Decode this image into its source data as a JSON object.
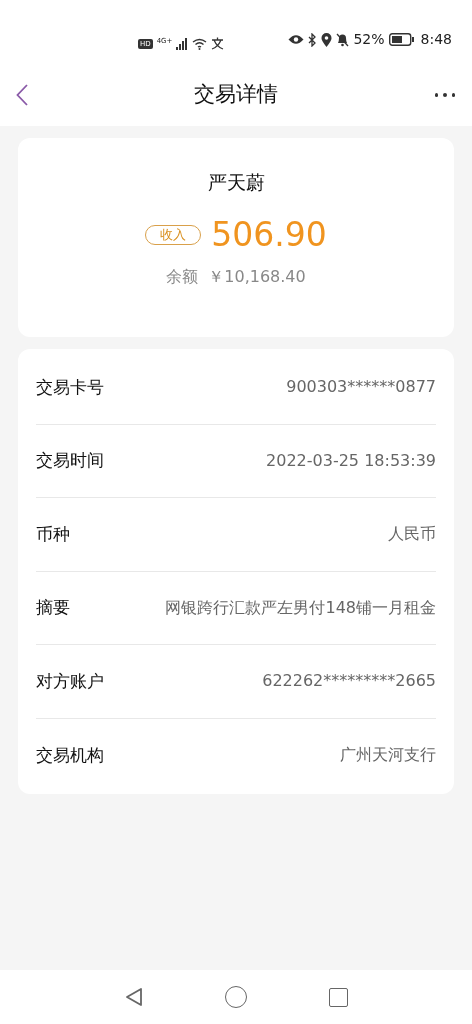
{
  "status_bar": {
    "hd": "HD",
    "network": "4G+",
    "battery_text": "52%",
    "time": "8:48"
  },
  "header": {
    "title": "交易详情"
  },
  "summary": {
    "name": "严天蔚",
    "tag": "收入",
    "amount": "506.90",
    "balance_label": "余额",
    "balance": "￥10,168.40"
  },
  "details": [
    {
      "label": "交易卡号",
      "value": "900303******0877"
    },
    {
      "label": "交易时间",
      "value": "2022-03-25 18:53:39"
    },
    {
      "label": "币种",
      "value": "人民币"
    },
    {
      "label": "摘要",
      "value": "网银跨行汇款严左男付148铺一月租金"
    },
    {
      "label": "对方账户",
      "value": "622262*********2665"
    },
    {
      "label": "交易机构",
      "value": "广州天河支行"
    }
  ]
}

★ ★ ★ ★

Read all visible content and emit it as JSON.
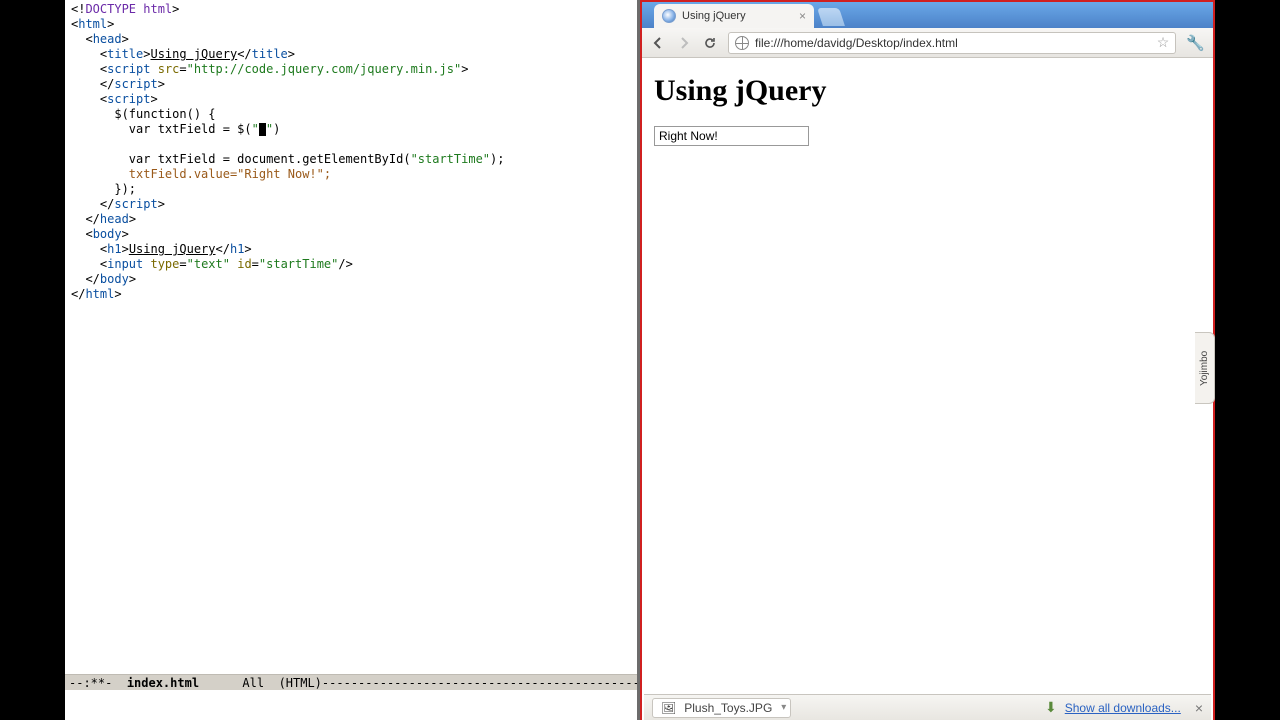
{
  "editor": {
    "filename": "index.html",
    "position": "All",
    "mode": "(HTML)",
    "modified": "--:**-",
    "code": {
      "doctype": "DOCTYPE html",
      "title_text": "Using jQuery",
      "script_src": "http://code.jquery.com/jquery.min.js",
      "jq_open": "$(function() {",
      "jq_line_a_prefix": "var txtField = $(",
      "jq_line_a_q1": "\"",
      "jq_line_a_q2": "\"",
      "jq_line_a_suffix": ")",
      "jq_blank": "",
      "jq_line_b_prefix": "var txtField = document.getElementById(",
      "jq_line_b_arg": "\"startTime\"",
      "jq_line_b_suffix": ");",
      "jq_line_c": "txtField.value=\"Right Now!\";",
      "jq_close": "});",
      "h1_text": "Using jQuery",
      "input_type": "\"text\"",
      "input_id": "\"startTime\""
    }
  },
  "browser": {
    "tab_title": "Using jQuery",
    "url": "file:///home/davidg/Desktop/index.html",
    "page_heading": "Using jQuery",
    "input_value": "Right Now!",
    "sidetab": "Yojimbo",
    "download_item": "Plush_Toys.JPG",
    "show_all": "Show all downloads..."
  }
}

★ ★ ★ ★

● **PROBLEM DESCRIPTION**: Extract every line of the records above that contains the word "Using".

● **WRITTEN RESPONSE**:
      "title_text": "Using jQuery",
      "h1_text": "Using jQuery",
    "tab_title": "Using jQuery",
    "page_heading": "Using jQuery",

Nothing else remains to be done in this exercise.